» Written instruction
Show every line below where "name" can be found.

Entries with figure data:
⟨

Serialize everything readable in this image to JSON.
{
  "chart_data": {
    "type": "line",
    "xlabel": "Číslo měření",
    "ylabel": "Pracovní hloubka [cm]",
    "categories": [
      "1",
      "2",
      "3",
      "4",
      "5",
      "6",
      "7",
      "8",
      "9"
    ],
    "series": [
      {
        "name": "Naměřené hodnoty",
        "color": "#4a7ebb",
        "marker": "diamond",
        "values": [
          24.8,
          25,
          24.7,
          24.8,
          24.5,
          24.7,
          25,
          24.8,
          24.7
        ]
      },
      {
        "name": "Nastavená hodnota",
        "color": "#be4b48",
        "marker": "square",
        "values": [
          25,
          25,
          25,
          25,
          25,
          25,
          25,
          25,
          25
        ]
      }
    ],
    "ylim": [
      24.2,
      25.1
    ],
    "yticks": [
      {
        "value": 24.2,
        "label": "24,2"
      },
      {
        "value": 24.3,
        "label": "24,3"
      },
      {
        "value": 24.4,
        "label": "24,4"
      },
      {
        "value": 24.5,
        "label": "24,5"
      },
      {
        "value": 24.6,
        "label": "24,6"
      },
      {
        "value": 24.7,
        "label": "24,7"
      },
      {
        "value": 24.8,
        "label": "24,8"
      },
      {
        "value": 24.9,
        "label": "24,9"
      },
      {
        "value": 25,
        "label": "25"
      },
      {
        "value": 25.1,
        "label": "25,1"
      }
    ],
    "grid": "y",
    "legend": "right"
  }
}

⟩

» Task solution
        "name": "Naměřené hodnoty",
        "name": "Nastavená hodnota",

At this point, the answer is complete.